-- BEGIN --
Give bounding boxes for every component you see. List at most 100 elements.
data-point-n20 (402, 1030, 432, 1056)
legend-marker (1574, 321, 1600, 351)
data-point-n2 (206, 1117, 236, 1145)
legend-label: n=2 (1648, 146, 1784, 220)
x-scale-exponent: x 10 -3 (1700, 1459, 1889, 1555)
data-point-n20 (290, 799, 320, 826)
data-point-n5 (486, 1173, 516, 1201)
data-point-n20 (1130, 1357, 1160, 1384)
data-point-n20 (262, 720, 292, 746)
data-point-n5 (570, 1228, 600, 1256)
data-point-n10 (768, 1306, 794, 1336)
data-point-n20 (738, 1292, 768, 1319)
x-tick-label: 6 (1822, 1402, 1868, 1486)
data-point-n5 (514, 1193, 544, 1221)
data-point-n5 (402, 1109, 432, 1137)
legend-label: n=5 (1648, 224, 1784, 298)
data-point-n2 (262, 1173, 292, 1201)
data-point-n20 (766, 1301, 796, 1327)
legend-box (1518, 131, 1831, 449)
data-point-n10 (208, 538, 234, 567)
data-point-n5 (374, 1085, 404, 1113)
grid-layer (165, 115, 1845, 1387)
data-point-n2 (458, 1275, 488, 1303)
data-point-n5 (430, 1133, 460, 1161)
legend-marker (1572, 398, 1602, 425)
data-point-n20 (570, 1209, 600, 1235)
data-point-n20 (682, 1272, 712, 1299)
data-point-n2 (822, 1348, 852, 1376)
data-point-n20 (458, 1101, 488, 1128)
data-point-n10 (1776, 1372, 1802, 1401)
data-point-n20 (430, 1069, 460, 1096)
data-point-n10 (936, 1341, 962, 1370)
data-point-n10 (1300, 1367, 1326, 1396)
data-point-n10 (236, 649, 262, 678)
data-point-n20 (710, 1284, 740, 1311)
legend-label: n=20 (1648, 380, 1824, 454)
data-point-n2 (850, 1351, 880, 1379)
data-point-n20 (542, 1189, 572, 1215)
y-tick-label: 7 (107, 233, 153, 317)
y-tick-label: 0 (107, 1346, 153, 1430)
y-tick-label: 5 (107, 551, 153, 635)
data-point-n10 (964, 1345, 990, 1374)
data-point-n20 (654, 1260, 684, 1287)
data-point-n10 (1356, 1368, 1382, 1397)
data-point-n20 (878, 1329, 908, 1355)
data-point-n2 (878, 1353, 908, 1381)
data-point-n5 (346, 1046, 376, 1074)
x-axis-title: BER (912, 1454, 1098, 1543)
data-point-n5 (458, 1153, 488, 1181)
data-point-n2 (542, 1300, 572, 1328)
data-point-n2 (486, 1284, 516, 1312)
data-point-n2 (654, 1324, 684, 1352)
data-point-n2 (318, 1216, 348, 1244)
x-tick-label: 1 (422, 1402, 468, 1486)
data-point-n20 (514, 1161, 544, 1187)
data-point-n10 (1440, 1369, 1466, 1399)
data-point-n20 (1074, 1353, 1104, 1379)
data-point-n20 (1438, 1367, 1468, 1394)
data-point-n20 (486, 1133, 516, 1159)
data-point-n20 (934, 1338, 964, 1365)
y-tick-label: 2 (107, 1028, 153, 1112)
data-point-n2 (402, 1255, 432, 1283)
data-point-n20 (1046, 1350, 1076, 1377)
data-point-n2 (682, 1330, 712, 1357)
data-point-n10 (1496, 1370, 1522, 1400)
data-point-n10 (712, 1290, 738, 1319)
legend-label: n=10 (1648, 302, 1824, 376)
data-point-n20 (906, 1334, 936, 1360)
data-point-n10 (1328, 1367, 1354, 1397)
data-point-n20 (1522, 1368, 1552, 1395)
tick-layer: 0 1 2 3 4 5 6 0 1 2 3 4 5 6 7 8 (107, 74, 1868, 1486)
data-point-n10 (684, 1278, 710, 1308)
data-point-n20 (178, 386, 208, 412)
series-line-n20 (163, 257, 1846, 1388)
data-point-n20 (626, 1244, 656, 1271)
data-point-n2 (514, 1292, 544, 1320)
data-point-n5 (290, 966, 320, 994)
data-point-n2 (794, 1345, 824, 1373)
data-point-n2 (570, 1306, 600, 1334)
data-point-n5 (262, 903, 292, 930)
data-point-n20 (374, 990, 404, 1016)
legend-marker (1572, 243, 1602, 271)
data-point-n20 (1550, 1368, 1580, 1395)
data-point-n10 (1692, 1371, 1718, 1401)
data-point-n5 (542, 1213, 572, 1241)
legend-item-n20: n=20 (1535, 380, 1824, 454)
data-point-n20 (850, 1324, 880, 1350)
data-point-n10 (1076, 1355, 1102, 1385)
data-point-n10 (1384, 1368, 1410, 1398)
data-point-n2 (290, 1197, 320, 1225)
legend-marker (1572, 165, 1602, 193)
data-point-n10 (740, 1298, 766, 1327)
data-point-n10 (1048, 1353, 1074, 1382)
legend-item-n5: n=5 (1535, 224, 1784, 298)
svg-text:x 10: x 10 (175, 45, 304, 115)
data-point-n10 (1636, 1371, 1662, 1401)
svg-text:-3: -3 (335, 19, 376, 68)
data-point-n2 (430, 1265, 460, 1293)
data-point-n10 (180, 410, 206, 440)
-- END --
WHAT THE TASK ASKS — Copy every line of the records above verbatim, with no changes.

RESPONSE FOR THIS EXERCISE —
Give bounding boxes for every component you see. List at most 100 elements.
data-point-n20 (402, 1030, 432, 1056)
legend-marker (1574, 321, 1600, 351)
data-point-n2 (206, 1117, 236, 1145)
legend-label: n=2 (1648, 146, 1784, 220)
x-scale-exponent: x 10 -3 (1700, 1459, 1889, 1555)
data-point-n20 (290, 799, 320, 826)
data-point-n5 (486, 1173, 516, 1201)
data-point-n20 (1130, 1357, 1160, 1384)
data-point-n20 (262, 720, 292, 746)
data-point-n5 (570, 1228, 600, 1256)
data-point-n10 (768, 1306, 794, 1336)
data-point-n20 (738, 1292, 768, 1319)
x-tick-label: 6 (1822, 1402, 1868, 1486)
data-point-n5 (514, 1193, 544, 1221)
data-point-n5 (402, 1109, 432, 1137)
legend-label: n=5 (1648, 224, 1784, 298)
data-point-n2 (262, 1173, 292, 1201)
data-point-n20 (766, 1301, 796, 1327)
legend-box (1518, 131, 1831, 449)
data-point-n10 (208, 538, 234, 567)
data-point-n5 (374, 1085, 404, 1113)
grid-layer (165, 115, 1845, 1387)
data-point-n2 (458, 1275, 488, 1303)
data-point-n5 (430, 1133, 460, 1161)
legend-marker (1572, 398, 1602, 425)
data-point-n20 (570, 1209, 600, 1235)
data-point-n20 (682, 1272, 712, 1299)
data-point-n2 (822, 1348, 852, 1376)
data-point-n20 (458, 1101, 488, 1128)
data-point-n10 (1776, 1372, 1802, 1401)
data-point-n20 (430, 1069, 460, 1096)
data-point-n10 (936, 1341, 962, 1370)
data-point-n10 (1300, 1367, 1326, 1396)
data-point-n10 (236, 649, 262, 678)
data-point-n20 (710, 1284, 740, 1311)
legend-label: n=20 (1648, 380, 1824, 454)
data-point-n2 (850, 1351, 880, 1379)
data-point-n20 (542, 1189, 572, 1215)
y-tick-label: 7 (107, 233, 153, 317)
y-tick-label: 0 (107, 1346, 153, 1430)
y-tick-label: 5 (107, 551, 153, 635)
data-point-n10 (964, 1345, 990, 1374)
data-point-n20 (654, 1260, 684, 1287)
data-point-n10 (1356, 1368, 1382, 1397)
data-point-n20 (878, 1329, 908, 1355)
data-point-n2 (878, 1353, 908, 1381)
data-point-n5 (346, 1046, 376, 1074)
x-axis-title: BER (912, 1454, 1098, 1543)
data-point-n5 (458, 1153, 488, 1181)
data-point-n2 (542, 1300, 572, 1328)
data-point-n2 (486, 1284, 516, 1312)
data-point-n2 (654, 1324, 684, 1352)
data-point-n2 (318, 1216, 348, 1244)
x-tick-label: 1 (422, 1402, 468, 1486)
data-point-n20 (514, 1161, 544, 1187)
data-point-n10 (1440, 1369, 1466, 1399)
data-point-n20 (1074, 1353, 1104, 1379)
data-point-n20 (1438, 1367, 1468, 1394)
data-point-n20 (486, 1133, 516, 1159)
data-point-n20 (934, 1338, 964, 1365)
y-tick-label: 2 (107, 1028, 153, 1112)
data-point-n2 (402, 1255, 432, 1283)
data-point-n20 (1046, 1350, 1076, 1377)
data-point-n2 (682, 1330, 712, 1357)
data-point-n10 (1496, 1370, 1522, 1400)
data-point-n10 (712, 1290, 738, 1319)
legend-label: n=10 (1648, 302, 1824, 376)
data-point-n20 (906, 1334, 936, 1360)
data-point-n10 (1328, 1367, 1354, 1397)
data-point-n20 (1522, 1368, 1552, 1395)
tick-layer: 0 1 2 3 4 5 6 0 1 2 3 4 5 6 7 8 (107, 74, 1868, 1486)
data-point-n10 (684, 1278, 710, 1308)
data-point-n20 (178, 386, 208, 412)
series-line-n20 (163, 257, 1846, 1388)
data-point-n20 (626, 1244, 656, 1271)
data-point-n2 (514, 1292, 544, 1320)
data-point-n5 (290, 966, 320, 994)
data-point-n2 (794, 1345, 824, 1373)
data-point-n2 (570, 1306, 600, 1334)
data-point-n5 (262, 903, 292, 930)
data-point-n20 (374, 990, 404, 1016)
legend-marker (1572, 243, 1602, 271)
data-point-n20 (1550, 1368, 1580, 1395)
data-point-n10 (1692, 1371, 1718, 1401)
data-point-n5 (542, 1213, 572, 1241)
legend-item-n20: n=20 (1535, 380, 1824, 454)
data-point-n20 (850, 1324, 880, 1350)
data-point-n10 (1076, 1355, 1102, 1385)
data-point-n10 (1384, 1368, 1410, 1398)
data-point-n2 (290, 1197, 320, 1225)
legend-marker (1572, 165, 1602, 193)
data-point-n10 (740, 1298, 766, 1327)
data-point-n10 (1048, 1353, 1074, 1382)
legend-item-n5: n=5 (1535, 224, 1784, 298)
svg-text:x 10: x 10 (175, 45, 304, 115)
data-point-n10 (1636, 1371, 1662, 1401)
svg-text:-3: -3 (335, 19, 376, 68)
data-point-n2 (430, 1265, 460, 1293)
data-point-n10 (180, 410, 206, 440)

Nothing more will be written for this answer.